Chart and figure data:
--
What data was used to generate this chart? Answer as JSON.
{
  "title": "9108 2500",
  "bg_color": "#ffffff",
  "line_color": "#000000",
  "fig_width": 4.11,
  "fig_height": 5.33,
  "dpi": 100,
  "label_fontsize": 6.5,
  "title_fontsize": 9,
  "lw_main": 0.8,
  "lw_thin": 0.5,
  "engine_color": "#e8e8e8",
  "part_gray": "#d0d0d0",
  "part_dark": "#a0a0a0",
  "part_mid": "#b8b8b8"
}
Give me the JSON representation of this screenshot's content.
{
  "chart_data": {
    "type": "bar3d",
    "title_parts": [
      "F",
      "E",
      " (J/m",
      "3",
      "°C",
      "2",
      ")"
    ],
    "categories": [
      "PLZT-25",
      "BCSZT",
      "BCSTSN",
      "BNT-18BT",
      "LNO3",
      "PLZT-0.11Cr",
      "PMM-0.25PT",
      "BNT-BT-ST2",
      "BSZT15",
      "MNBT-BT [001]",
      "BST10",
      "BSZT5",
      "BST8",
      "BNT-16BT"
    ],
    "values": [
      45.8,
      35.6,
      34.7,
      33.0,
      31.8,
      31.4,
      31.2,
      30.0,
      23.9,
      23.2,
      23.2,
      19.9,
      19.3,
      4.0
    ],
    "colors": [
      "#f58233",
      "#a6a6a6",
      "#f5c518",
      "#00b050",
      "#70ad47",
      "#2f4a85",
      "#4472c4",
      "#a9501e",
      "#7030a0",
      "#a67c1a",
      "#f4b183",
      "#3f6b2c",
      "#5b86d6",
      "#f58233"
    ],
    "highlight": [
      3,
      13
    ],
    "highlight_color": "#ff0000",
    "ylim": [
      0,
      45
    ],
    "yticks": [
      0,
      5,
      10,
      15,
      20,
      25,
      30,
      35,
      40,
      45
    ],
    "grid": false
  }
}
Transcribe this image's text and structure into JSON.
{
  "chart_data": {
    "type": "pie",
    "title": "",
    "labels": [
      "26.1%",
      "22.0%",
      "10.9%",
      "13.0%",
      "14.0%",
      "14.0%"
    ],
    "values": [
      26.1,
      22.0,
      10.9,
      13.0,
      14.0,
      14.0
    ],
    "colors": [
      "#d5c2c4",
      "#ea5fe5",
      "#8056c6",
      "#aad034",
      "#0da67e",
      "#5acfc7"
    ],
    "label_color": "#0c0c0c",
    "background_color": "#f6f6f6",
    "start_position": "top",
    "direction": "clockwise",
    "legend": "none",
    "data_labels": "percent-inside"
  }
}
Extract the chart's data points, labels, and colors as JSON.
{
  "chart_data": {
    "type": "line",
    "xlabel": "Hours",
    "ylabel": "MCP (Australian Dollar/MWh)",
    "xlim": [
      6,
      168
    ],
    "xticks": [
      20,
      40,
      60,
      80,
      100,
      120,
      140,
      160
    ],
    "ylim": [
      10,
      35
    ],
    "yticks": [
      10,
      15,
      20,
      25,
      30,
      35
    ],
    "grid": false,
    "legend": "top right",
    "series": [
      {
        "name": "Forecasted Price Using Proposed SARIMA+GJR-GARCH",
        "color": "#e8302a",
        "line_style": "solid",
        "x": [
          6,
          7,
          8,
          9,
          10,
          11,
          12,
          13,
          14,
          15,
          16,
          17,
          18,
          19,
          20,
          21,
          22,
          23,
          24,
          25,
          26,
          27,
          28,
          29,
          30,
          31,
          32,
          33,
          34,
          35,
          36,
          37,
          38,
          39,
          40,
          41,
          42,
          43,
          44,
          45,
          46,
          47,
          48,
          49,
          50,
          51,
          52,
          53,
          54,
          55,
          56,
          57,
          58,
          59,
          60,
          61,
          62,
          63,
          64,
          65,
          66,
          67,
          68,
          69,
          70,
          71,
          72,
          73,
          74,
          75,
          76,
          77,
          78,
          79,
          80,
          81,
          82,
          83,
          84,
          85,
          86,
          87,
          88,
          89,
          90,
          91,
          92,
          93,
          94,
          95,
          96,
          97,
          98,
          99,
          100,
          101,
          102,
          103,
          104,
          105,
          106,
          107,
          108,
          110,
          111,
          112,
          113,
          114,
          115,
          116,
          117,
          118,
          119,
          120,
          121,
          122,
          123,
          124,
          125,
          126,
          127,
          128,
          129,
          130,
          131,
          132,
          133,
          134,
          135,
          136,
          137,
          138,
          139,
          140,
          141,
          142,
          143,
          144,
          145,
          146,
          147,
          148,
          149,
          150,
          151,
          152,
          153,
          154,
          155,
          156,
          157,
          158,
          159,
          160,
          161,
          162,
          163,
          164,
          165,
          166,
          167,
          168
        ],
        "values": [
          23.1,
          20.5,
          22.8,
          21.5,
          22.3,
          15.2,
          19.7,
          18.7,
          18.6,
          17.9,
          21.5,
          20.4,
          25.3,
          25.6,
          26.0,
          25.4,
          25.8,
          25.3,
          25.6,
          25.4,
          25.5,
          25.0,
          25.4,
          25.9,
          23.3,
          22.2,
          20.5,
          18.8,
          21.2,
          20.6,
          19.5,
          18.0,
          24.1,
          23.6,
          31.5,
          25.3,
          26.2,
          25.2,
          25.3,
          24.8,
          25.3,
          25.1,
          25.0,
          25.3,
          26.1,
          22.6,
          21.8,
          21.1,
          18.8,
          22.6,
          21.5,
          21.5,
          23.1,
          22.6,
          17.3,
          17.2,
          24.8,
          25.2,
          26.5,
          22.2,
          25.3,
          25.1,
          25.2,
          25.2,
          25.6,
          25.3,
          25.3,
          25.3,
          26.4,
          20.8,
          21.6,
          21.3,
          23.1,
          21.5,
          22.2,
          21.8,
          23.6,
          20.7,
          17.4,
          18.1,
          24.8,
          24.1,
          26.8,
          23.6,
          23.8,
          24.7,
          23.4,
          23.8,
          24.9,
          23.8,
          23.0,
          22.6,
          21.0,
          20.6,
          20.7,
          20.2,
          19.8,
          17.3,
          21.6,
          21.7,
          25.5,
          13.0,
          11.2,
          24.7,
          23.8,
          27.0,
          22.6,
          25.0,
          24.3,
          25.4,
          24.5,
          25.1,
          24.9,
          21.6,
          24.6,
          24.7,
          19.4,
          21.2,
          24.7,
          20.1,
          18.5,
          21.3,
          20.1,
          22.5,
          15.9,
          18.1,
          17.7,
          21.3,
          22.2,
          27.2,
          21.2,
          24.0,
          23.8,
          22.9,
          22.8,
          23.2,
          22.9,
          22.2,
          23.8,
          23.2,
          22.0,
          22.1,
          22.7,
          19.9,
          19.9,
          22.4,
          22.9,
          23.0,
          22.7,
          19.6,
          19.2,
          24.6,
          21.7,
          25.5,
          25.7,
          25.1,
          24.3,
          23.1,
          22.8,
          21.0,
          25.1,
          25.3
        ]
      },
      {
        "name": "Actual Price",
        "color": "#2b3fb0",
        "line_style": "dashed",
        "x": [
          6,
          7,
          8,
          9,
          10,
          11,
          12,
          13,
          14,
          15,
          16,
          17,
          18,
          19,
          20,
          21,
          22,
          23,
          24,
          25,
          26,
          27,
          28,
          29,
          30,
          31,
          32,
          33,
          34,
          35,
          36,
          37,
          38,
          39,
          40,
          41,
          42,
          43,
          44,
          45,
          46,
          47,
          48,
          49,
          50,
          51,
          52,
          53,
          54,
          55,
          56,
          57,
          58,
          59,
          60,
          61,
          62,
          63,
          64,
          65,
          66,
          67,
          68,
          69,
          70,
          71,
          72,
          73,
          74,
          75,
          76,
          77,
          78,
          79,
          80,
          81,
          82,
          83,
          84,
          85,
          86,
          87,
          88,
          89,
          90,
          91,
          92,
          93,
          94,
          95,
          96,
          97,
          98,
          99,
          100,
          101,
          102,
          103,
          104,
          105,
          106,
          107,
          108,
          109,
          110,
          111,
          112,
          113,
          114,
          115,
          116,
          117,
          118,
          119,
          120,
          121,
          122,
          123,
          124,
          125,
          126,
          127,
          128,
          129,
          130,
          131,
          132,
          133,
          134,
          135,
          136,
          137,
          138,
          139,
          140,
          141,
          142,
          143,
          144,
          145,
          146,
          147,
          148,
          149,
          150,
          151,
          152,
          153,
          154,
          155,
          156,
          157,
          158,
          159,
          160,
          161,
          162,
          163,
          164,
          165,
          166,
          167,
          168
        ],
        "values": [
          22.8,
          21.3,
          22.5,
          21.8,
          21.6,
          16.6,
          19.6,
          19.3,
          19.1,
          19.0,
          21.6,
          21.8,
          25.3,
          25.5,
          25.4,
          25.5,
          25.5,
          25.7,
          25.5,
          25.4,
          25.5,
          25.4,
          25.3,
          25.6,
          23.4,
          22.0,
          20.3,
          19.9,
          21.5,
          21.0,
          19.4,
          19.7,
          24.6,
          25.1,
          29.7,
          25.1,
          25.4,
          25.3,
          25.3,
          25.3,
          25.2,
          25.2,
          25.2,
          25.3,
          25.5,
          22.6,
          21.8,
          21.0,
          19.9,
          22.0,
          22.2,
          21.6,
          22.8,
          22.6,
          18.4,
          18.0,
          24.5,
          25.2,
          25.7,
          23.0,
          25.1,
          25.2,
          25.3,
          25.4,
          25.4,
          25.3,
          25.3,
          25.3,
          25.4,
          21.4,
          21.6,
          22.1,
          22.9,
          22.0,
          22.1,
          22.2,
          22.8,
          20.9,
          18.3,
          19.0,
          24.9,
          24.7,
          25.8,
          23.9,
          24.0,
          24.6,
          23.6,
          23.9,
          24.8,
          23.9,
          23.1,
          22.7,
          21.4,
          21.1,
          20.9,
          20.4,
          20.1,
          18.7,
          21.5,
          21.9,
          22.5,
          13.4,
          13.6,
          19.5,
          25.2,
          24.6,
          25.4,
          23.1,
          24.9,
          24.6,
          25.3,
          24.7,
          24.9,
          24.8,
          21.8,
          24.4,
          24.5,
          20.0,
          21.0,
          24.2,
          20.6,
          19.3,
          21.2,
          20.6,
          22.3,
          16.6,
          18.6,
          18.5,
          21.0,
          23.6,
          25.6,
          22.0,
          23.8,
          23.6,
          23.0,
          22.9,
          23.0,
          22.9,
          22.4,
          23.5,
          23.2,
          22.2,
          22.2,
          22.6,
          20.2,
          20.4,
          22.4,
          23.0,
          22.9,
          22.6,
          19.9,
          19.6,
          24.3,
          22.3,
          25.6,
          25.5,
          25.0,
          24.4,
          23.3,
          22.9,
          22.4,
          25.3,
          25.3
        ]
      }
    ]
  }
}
--
-- Work instructions --
Return all the lines that contain the string "this".

-- Worked answer --
What data was used to generate this chart? Answer as JSON.
Give me the JSON representation of this screenshot's content.
Transcribe this image's text and structure into JSON.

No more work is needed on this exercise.